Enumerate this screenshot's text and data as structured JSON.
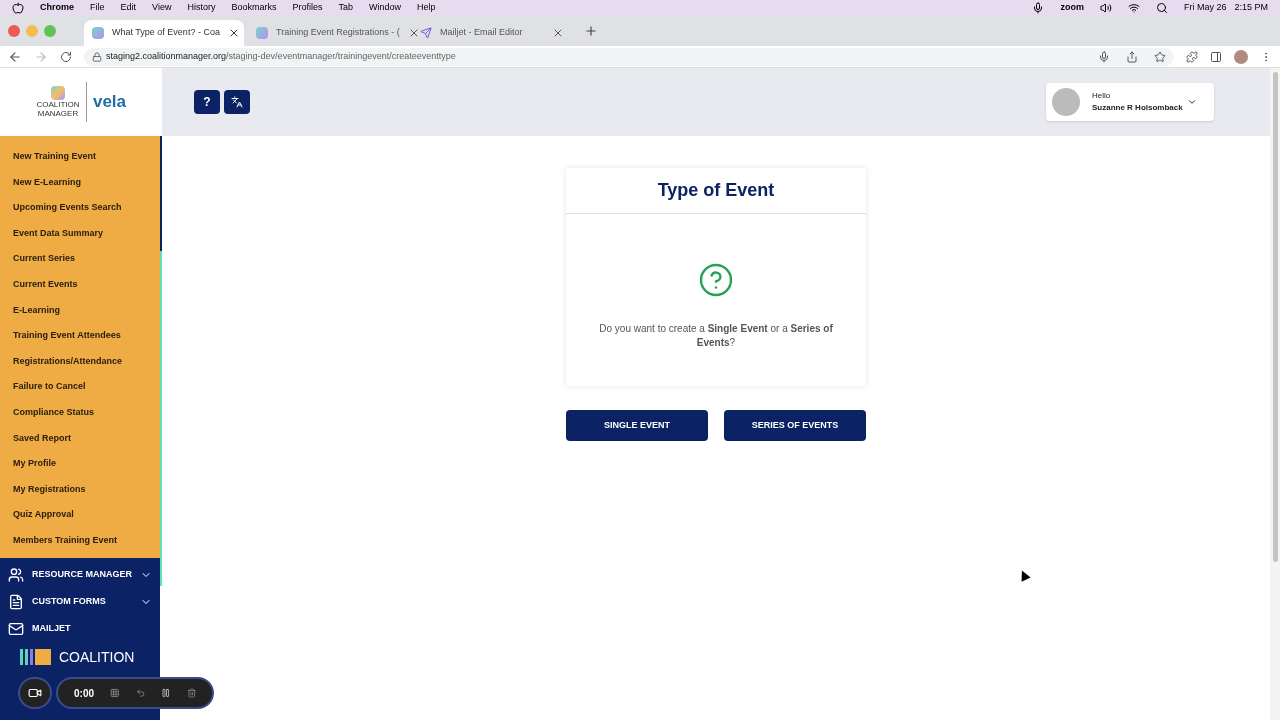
{
  "menubar": {
    "app": "Chrome",
    "items": [
      "File",
      "Edit",
      "View",
      "History",
      "Bookmarks",
      "Profiles",
      "Tab",
      "Window",
      "Help"
    ],
    "zoom_label": "zoom",
    "date": "Fri May 26",
    "time": "2:15 PM"
  },
  "browser_tabs": [
    {
      "title": "What Type of Event? - Coa",
      "selected": true,
      "kind": "app"
    },
    {
      "title": "Training Event Registrations - (",
      "selected": false,
      "kind": "app"
    },
    {
      "title": "Mailjet - Email Editor",
      "selected": false,
      "kind": "send"
    }
  ],
  "address": {
    "host": "staging2.coalitionmanager.org",
    "path": "/staging-dev/eventmanager/trainingevent/createeventtype"
  },
  "logo": {
    "left": "COALITION MANAGER",
    "right": "vela"
  },
  "header": {
    "help_label": "?",
    "greeting": "Hello",
    "user": "Suzanne R Holsomback"
  },
  "sidebar": {
    "items": [
      {
        "label": "New Training Event"
      },
      {
        "label": "New E-Learning"
      },
      {
        "label": "Upcoming Events Search"
      },
      {
        "label": "Event Data Summary"
      },
      {
        "label": "Current Series"
      },
      {
        "label": "Current Events"
      },
      {
        "label": "E-Learning"
      },
      {
        "label": "Training Event Attendees"
      },
      {
        "label": "Registrations/Attendance"
      },
      {
        "label": "Failure to Cancel"
      },
      {
        "label": "Compliance Status"
      },
      {
        "label": "Saved Report"
      },
      {
        "label": "My Profile"
      },
      {
        "label": "My Registrations"
      },
      {
        "label": "Quiz Approval"
      },
      {
        "label": "Members Training Event"
      }
    ],
    "sections": [
      {
        "label": "RESOURCE MANAGER",
        "kind": "people",
        "expandable": true
      },
      {
        "label": "CUSTOM FORMS",
        "kind": "form",
        "expandable": true
      },
      {
        "label": "MAILJET",
        "kind": "mail",
        "expandable": false
      }
    ],
    "footer_logo": "COALITION"
  },
  "card": {
    "title": "Type of Event",
    "question": "Do you want to create a **Single Event** or a **Series of Events**?"
  },
  "buttons": [
    "SINGLE EVENT",
    "SERIES OF EVENTS"
  ],
  "recorder": {
    "time": "0:00"
  }
}
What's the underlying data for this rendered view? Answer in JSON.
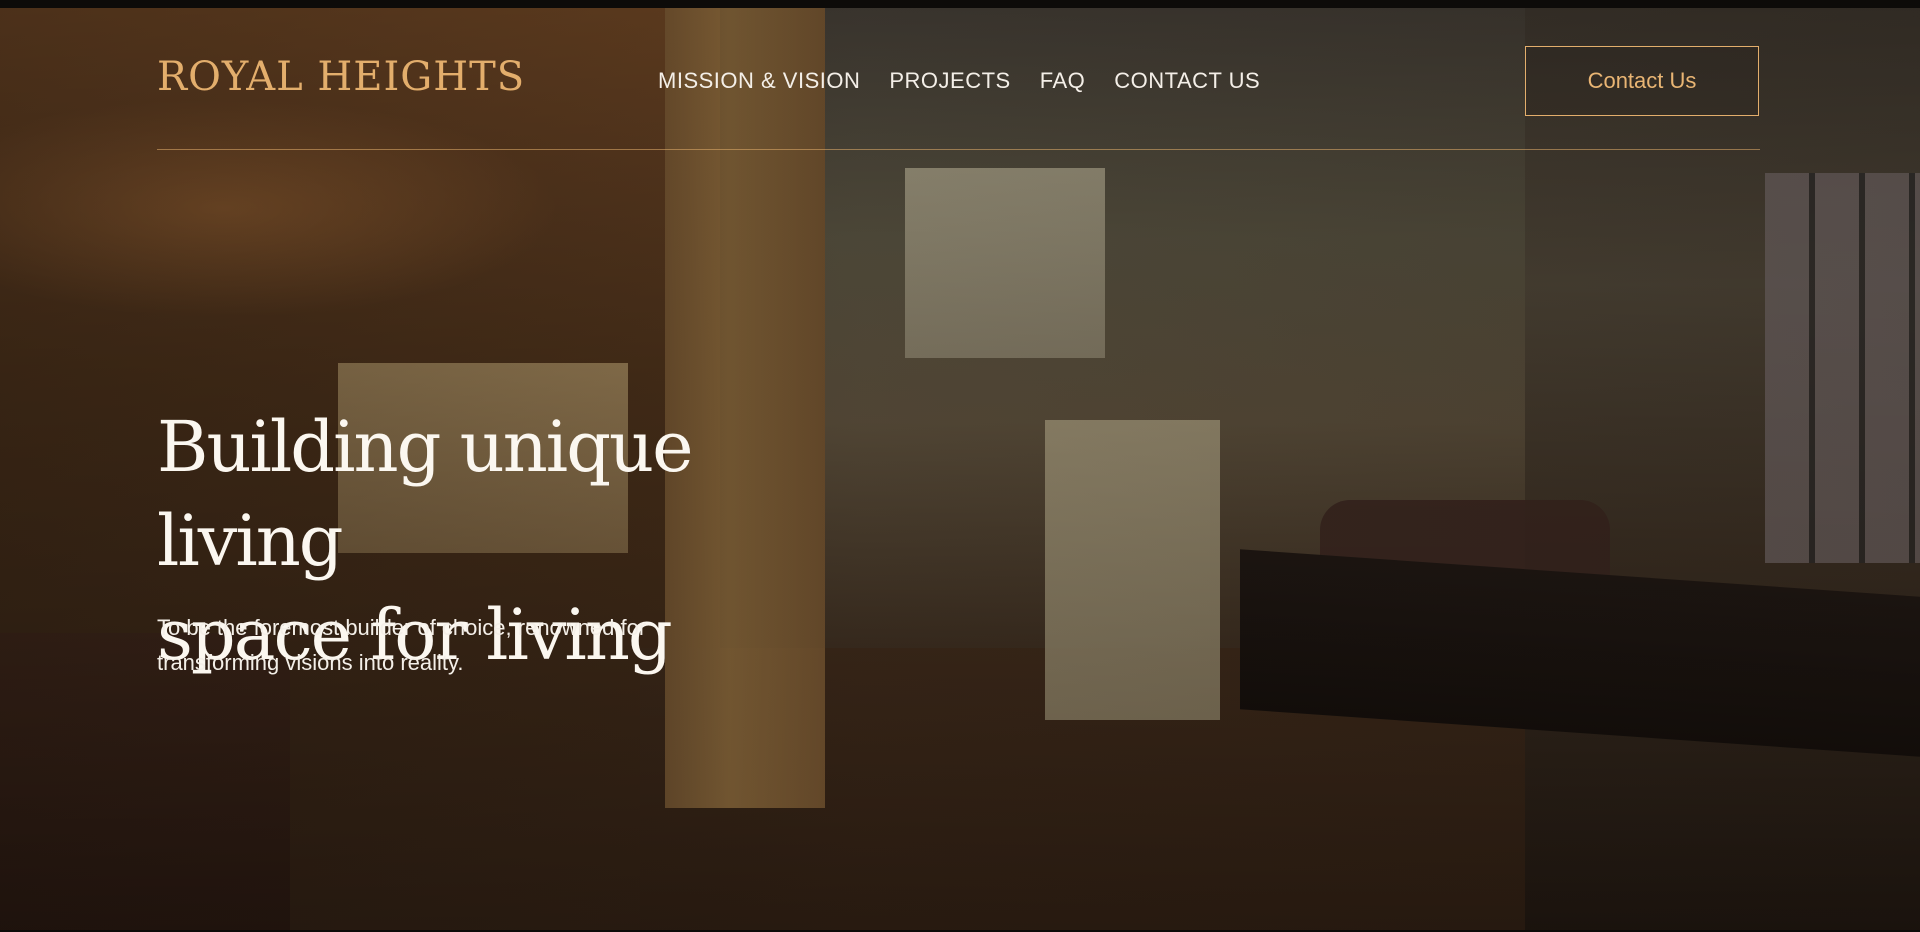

········

**Task to carry out:** Write out all the records again, exactly, minus any pictures.

**Task answer:**
Enumerate this screenshot's text and data as structured JSON.
{
  "menubar": {
    "app": "Chrome",
    "items": [
      "File",
      "Edit",
      "View",
      "History",
      "Bookmarks",
      "Profiles",
      "Tab",
      "Window",
      "Help"
    ],
    "zoom_label": "zoom",
    "date": "Fri May 26",
    "time": "2:15 PM"
  },
  "browser_tabs": [
    {
      "title": "What Type of Event? - Coa",
      "selected": true,
      "kind": "app"
    },
    {
      "title": "Training Event Registrations - (",
      "selected": false,
      "kind": "app"
    },
    {
      "title": "Mailjet - Email Editor",
      "selected": false,
      "kind": "send"
    }
  ],
  "address": {
    "host": "staging2.coalitionmanager.org",
    "path": "/staging-dev/eventmanager/trainingevent/createeventtype"
  },
  "logo": {
    "left": "COALITION MANAGER",
    "right": "vela"
  },
  "header": {
    "help_label": "?",
    "greeting": "Hello",
    "user": "Suzanne R Holsomback"
  },
  "sidebar": {
    "items": [
      {
        "label": "New Training Event"
      },
      {
        "label": "New E-Learning"
      },
      {
        "label": "Upcoming Events Search"
      },
      {
        "label": "Event Data Summary"
      },
      {
        "label": "Current Series"
      },
      {
        "label": "Current Events"
      },
      {
        "label": "E-Learning"
      },
      {
        "label": "Training Event Attendees"
      },
      {
        "label": "Registrations/Attendance"
      },
      {
        "label": "Failure to Cancel"
      },
      {
        "label": "Compliance Status"
      },
      {
        "label": "Saved Report"
      },
      {
        "label": "My Profile"
      },
      {
        "label": "My Registrations"
      },
      {
        "label": "Quiz Approval"
      },
      {
        "label": "Members Training Event"
      }
    ],
    "sections": [
      {
        "label": "RESOURCE MANAGER",
        "kind": "people",
        "expandable": true
      },
      {
        "label": "CUSTOM FORMS",
        "kind": "form",
        "expandable": true
      },
      {
        "label": "MAILJET",
        "kind": "mail",
        "expandable": false
      }
    ],
    "footer_logo": "COALITION"
  },
  "card": {
    "title": "Type of Event",
    "question": "Do you want to create a **Single Event** or a **Series of Events**?"
  },
  "buttons": [
    "SINGLE EVENT",
    "SERIES OF EVENTS"
  ],
  "recorder": {
    "time": "0:00"
  }
}
What's the underlying data for this rendered view? Answer in JSON.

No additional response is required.